• WHAT YOU HAVE TO DO:
Lay out the records below as a numbered list, from the first line of the records through the line containing "scratch <box>21 1199 777 1202</box>", including both ends and leaving out blank lines.

• DATA SUPPLIED:
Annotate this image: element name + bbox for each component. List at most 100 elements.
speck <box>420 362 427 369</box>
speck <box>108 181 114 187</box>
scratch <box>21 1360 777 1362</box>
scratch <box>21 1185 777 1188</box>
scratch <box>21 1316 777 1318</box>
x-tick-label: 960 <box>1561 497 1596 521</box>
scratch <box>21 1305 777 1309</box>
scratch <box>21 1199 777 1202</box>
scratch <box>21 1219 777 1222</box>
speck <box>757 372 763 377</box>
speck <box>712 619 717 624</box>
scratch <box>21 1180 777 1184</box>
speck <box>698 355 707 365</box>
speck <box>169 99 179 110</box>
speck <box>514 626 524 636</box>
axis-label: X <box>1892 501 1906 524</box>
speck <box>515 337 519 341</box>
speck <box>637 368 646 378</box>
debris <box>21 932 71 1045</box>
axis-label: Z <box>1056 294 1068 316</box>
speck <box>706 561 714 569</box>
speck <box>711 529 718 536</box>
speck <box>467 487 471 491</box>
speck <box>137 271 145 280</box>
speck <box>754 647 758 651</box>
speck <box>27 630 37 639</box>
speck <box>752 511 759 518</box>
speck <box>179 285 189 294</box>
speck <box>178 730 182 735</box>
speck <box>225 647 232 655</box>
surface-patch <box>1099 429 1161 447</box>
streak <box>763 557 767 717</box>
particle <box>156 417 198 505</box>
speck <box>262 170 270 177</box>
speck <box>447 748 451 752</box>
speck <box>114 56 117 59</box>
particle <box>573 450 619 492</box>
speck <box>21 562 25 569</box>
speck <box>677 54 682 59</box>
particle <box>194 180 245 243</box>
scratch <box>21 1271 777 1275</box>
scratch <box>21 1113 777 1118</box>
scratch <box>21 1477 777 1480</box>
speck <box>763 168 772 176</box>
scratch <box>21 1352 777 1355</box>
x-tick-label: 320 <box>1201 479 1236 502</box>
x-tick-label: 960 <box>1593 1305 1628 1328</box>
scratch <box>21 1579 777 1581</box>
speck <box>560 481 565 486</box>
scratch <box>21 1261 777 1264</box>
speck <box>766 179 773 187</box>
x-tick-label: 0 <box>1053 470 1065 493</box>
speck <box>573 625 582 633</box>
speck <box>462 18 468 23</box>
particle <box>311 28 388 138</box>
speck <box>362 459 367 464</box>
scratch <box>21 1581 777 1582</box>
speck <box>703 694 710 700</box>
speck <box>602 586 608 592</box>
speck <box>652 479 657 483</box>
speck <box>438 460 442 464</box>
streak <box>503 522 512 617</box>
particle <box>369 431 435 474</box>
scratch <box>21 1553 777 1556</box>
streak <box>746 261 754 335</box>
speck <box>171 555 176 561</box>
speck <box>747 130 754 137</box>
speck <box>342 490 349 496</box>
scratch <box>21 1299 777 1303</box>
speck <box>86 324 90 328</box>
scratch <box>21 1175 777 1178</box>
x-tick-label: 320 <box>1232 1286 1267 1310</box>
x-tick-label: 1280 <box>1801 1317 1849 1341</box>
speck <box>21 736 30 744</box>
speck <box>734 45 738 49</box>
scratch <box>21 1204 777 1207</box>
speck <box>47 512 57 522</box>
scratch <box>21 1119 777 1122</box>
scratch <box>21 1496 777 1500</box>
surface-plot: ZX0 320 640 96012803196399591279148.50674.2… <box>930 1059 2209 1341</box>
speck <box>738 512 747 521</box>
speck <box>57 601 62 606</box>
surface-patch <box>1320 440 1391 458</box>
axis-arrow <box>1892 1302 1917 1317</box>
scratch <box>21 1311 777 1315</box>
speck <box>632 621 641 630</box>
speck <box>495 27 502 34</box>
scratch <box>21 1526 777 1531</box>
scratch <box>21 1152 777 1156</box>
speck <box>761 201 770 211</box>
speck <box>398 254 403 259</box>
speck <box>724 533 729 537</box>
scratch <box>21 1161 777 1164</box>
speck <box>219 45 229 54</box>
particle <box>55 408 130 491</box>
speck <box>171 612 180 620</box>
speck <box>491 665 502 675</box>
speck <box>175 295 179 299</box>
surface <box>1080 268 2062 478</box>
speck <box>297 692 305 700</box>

• REPLY:
1. Annotate this image: element name + bbox for each component. List at most 100 elements.
2. speck <box>420 362 427 369</box>
3. speck <box>108 181 114 187</box>
4. scratch <box>21 1360 777 1362</box>
5. scratch <box>21 1185 777 1188</box>
6. scratch <box>21 1316 777 1318</box>
7. x-tick-label: 960 <box>1561 497 1596 521</box>
8. scratch <box>21 1305 777 1309</box>
9. scratch <box>21 1199 777 1202</box>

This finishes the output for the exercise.